### Short problem
Report how many lines below contain the word "podatku". Give only the number.

[Start]

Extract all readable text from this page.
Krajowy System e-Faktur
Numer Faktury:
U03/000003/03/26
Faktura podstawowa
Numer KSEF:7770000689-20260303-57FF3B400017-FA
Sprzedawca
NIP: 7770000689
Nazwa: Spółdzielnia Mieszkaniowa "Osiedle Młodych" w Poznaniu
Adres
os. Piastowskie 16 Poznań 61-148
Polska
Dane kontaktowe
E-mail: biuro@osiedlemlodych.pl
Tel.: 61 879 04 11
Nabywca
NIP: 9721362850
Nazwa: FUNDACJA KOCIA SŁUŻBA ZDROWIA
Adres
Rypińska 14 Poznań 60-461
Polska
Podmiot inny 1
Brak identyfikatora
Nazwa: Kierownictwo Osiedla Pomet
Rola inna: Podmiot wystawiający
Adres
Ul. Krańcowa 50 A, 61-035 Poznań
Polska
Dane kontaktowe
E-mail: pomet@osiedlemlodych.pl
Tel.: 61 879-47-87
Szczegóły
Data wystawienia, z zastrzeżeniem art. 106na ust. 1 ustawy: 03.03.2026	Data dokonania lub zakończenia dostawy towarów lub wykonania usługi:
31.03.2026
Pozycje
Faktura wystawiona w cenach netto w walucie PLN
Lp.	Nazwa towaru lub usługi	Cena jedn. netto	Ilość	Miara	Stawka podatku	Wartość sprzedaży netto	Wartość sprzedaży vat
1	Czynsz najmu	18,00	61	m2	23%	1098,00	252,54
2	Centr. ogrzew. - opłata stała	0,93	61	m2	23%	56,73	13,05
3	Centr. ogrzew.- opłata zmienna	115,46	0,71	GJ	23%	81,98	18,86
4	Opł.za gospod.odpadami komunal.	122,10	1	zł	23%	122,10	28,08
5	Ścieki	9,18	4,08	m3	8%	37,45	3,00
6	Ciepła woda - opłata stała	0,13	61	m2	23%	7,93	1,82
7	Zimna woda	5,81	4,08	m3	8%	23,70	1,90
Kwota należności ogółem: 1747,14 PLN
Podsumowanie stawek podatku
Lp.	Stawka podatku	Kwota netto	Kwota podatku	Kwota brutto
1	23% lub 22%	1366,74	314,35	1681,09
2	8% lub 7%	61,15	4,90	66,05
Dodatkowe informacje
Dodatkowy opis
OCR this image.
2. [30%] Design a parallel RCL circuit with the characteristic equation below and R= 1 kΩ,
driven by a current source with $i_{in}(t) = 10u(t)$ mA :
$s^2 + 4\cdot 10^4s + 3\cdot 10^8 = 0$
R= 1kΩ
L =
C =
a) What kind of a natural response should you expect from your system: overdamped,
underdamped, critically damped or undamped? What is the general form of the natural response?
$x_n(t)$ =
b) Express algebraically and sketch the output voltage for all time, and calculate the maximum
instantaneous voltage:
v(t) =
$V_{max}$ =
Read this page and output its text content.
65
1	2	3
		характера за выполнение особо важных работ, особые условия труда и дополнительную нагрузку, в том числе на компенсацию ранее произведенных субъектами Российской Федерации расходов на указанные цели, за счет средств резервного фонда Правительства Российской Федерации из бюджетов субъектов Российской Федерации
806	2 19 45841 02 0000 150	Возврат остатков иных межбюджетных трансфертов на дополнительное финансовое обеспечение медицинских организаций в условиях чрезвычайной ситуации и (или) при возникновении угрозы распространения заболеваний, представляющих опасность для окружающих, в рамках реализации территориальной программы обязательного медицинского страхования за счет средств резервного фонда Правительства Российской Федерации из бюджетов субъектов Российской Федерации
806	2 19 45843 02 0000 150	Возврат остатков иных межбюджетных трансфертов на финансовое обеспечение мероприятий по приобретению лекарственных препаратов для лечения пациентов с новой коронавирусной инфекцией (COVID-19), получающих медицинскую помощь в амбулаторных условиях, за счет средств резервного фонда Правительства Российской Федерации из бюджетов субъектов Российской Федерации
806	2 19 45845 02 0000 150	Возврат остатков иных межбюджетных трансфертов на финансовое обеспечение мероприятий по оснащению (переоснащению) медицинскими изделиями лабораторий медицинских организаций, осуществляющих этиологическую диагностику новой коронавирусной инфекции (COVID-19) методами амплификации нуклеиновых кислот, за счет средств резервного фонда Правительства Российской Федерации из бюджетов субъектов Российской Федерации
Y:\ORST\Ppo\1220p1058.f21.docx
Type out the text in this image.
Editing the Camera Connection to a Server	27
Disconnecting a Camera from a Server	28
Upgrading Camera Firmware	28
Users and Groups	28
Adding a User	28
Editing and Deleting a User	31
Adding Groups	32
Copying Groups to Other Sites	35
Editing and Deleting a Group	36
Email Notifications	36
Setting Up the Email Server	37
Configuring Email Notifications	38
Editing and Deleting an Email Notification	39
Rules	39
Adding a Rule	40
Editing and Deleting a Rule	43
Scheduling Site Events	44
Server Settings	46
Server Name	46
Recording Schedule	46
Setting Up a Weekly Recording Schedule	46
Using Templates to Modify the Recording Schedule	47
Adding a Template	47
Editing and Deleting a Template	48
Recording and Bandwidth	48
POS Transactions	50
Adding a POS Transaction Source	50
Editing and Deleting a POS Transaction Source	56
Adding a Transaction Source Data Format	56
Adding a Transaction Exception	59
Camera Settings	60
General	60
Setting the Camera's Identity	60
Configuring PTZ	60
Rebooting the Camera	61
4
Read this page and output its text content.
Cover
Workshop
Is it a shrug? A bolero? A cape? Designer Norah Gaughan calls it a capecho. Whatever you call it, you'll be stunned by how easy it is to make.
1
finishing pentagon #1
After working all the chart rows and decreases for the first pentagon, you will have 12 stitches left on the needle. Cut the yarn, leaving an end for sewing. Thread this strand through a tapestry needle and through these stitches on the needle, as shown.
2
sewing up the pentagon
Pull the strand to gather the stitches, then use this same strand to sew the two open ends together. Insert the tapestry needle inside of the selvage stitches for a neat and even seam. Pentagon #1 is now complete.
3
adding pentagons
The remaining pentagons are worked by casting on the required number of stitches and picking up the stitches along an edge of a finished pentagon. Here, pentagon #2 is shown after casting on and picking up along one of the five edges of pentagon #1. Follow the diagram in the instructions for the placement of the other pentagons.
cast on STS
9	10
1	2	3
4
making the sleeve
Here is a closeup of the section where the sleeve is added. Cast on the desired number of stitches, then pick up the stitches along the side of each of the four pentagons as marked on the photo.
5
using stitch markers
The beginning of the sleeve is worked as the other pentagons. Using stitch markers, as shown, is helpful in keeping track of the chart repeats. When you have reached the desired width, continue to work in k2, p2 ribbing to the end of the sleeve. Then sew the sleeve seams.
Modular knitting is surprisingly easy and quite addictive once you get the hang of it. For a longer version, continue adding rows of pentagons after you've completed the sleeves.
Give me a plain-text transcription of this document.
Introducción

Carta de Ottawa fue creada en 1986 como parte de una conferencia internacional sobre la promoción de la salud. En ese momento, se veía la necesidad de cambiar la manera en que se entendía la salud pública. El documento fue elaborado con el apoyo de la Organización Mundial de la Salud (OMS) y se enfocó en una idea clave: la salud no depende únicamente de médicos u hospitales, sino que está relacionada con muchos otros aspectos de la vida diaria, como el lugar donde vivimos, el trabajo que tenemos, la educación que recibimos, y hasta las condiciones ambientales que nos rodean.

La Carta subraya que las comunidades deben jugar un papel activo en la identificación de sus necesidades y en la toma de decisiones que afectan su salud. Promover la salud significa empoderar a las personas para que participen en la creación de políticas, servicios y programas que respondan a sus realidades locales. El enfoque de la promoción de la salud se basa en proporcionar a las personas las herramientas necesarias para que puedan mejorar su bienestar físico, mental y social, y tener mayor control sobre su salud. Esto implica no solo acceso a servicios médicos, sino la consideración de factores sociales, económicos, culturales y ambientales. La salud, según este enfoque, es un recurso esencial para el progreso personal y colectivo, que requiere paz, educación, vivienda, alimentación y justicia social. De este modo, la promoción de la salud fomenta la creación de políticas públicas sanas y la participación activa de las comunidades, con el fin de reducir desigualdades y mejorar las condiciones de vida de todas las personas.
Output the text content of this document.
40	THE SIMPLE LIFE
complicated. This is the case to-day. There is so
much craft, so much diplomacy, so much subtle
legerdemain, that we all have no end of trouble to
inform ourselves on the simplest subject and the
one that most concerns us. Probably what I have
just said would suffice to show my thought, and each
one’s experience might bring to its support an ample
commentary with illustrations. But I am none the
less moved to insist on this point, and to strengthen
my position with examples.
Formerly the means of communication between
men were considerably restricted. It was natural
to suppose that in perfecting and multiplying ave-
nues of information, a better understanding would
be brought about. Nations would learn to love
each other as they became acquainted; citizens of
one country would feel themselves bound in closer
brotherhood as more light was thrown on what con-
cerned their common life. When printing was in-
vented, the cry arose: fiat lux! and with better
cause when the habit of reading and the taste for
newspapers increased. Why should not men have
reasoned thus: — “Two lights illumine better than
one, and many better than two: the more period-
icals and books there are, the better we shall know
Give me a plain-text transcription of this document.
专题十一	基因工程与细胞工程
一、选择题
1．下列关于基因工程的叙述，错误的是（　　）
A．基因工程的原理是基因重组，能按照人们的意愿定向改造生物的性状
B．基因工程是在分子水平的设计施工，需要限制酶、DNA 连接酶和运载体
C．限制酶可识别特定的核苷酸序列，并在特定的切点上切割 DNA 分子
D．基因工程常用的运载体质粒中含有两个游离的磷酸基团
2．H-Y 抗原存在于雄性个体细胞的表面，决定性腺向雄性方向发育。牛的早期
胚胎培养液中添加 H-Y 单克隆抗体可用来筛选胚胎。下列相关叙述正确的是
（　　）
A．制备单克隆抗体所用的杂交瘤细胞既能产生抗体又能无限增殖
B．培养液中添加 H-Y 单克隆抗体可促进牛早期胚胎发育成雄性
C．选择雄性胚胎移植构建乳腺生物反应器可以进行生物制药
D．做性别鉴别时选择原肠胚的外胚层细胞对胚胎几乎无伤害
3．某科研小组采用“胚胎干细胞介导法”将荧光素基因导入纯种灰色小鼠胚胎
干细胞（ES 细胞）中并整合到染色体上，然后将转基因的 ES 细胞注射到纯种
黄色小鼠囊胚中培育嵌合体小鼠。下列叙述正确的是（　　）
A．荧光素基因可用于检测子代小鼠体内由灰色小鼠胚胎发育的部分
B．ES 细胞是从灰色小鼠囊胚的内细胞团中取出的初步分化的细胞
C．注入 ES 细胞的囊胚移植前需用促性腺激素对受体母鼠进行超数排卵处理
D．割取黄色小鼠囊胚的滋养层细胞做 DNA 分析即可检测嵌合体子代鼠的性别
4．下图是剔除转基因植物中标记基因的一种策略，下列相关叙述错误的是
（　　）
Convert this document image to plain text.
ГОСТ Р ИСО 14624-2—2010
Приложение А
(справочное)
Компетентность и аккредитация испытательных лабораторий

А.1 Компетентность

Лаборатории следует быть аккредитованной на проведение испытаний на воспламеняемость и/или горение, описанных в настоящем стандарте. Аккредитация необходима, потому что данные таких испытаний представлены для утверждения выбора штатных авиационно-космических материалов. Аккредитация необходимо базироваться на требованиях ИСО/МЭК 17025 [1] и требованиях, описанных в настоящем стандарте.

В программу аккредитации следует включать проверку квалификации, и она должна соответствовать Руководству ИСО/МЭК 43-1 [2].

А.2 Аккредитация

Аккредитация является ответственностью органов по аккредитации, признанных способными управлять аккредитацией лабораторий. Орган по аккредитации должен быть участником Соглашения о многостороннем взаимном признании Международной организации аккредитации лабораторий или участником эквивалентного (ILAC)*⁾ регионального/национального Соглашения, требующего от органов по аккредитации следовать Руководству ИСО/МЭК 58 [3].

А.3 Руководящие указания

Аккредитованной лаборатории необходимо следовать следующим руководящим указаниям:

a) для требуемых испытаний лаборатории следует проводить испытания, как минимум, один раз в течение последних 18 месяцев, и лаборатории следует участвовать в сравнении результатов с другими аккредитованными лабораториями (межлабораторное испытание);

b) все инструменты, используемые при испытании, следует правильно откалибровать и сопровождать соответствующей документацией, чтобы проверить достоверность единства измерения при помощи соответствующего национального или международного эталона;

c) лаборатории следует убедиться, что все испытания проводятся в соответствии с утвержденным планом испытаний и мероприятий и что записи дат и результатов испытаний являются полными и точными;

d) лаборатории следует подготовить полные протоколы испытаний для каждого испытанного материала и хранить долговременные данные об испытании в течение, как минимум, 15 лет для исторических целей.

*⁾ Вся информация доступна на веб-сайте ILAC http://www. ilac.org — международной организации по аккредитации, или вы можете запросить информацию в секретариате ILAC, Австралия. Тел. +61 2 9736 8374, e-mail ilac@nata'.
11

[End]

### Answer to this problem
3